┌─ DATASET RECORDS

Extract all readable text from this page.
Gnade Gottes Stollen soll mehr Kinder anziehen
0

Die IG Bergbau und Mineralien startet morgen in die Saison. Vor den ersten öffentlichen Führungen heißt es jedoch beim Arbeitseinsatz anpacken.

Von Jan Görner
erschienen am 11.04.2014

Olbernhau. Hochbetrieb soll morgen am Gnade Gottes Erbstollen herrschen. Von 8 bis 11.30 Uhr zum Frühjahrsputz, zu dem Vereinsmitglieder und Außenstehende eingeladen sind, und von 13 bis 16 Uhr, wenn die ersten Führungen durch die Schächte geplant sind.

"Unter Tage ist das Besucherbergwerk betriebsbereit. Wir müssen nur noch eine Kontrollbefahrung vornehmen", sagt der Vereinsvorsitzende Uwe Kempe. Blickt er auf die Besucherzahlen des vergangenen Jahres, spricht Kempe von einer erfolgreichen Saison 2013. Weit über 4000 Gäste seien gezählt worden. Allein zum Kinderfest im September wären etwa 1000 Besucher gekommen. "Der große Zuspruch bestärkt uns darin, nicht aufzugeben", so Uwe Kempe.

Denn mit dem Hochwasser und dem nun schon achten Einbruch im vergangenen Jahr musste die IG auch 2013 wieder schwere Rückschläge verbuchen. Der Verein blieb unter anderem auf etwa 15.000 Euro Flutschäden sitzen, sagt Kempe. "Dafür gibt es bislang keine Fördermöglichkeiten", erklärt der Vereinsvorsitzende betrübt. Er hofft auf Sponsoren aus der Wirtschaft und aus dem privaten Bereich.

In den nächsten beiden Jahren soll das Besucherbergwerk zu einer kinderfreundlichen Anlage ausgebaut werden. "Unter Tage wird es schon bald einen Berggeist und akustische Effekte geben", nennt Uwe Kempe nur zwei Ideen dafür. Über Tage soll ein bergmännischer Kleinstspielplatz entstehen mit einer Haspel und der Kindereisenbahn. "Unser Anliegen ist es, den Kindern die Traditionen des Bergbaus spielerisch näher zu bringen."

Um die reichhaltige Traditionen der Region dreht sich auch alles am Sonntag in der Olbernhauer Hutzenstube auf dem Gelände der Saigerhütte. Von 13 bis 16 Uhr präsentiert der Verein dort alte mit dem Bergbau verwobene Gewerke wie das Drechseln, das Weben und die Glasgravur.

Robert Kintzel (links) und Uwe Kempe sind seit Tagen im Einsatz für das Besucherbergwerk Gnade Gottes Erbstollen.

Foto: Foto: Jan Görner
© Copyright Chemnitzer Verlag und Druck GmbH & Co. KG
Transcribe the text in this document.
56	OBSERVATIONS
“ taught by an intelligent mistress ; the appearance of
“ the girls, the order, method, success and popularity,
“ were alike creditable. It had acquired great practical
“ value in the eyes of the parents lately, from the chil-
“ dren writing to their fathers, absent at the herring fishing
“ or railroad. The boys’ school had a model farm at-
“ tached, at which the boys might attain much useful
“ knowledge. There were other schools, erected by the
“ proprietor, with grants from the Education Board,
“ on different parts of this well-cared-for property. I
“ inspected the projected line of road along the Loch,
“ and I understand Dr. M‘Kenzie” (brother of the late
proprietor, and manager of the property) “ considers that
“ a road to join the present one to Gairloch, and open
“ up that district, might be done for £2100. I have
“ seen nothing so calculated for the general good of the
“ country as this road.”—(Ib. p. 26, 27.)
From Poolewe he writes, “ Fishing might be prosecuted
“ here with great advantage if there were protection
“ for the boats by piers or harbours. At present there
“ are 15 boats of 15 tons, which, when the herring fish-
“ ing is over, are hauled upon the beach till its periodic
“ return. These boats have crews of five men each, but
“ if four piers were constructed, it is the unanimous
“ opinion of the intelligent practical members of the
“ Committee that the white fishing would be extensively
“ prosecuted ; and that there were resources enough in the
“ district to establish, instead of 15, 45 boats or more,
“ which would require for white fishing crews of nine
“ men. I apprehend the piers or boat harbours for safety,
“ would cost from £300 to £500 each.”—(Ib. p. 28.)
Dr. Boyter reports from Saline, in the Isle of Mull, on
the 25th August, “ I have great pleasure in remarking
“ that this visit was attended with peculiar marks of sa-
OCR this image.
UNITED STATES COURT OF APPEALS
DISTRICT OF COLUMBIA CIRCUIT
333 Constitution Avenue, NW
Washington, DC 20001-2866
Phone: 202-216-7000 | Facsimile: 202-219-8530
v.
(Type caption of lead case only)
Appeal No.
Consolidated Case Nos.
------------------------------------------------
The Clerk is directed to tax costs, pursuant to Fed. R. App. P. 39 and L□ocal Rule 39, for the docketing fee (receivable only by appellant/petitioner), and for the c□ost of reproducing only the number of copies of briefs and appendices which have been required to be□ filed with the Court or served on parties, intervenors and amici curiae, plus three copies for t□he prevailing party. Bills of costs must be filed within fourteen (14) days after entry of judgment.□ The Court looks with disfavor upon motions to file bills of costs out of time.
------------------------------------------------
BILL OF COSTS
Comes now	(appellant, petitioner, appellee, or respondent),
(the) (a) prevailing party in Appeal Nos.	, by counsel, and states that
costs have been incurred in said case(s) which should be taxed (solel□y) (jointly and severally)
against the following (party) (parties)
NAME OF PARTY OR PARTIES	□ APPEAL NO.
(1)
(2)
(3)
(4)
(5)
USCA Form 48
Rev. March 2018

└─
┌─ DATASET RECORDS

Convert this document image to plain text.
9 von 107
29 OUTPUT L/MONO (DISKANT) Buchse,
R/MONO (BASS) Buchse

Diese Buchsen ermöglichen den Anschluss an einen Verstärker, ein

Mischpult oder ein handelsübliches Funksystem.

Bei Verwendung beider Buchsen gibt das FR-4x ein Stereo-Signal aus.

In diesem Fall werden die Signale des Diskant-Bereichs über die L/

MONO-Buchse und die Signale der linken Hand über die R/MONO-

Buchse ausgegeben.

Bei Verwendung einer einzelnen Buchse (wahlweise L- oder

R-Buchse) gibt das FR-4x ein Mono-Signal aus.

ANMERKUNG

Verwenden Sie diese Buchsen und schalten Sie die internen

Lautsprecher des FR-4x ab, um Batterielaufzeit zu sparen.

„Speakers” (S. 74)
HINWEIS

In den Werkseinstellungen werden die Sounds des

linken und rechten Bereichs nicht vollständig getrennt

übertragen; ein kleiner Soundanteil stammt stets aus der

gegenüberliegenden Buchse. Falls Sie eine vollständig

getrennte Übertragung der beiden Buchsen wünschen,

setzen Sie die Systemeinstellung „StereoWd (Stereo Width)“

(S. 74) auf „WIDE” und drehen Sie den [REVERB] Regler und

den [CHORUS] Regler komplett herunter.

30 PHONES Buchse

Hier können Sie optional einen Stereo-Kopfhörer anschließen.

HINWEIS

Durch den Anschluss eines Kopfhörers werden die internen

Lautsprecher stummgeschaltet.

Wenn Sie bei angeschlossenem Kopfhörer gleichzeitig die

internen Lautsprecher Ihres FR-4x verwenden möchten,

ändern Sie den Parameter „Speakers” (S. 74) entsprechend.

└─
┌─ DATASET RECORDS

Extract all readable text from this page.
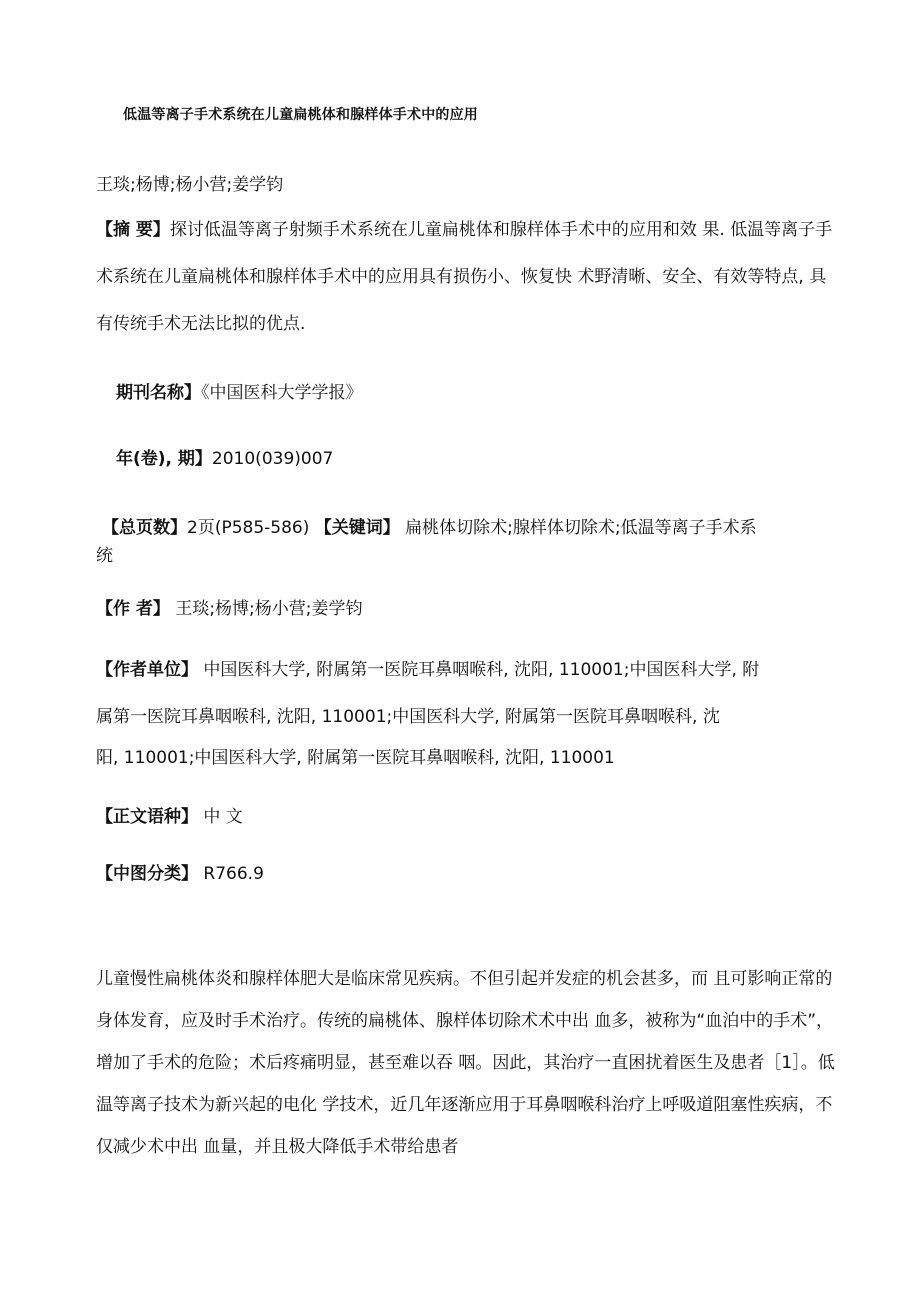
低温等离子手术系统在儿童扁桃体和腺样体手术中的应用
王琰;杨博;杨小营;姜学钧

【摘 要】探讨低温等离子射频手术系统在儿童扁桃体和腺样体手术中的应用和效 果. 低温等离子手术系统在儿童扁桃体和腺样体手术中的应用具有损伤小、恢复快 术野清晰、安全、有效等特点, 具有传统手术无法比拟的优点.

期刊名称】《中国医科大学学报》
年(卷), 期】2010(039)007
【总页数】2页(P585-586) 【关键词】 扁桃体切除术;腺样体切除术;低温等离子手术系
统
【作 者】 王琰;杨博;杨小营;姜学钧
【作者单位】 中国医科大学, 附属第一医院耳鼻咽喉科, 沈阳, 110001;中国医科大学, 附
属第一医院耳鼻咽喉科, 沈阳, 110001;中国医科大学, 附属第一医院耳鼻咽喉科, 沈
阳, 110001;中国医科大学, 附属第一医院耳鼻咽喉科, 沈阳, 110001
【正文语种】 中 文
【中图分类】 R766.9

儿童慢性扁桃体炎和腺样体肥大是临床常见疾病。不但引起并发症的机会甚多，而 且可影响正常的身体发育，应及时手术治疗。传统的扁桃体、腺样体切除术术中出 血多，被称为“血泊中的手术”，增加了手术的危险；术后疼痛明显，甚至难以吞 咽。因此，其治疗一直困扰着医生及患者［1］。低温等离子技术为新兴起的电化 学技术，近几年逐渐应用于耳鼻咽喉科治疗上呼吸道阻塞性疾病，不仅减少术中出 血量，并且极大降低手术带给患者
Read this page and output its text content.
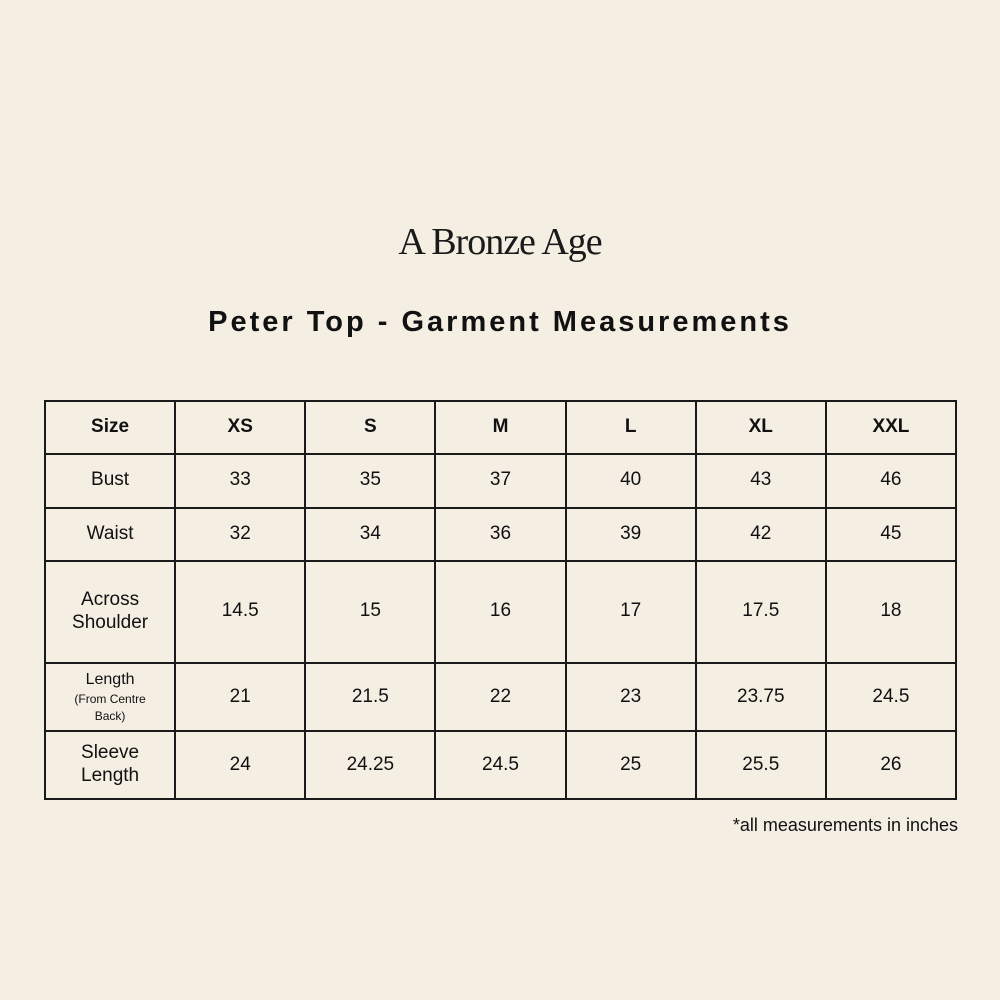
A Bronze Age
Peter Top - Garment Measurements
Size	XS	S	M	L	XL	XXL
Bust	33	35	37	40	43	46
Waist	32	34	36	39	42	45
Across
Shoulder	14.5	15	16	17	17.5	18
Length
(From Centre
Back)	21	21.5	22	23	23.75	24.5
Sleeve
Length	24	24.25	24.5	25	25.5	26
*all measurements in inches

└─

Find the word "morgen" in the records and pull out each line that has it.

Die IG Bergbau und Mineralien startet morgen in die Saison. Vor den ersten öffentlichen Führungen heißt es jedoch beim Arbeitseinsatz anpacken.
Olbernhau. Hochbetrieb soll morgen am Gnade Gottes Erbstollen herrschen. Von 8 bis 11.30 Uhr zum Frühjahrsputz, zu dem Vereinsmitglieder und Außenstehende eingeladen sind, und von 13 bis 16 Uhr, wenn die ersten Führungen durch die Schächte geplant sind.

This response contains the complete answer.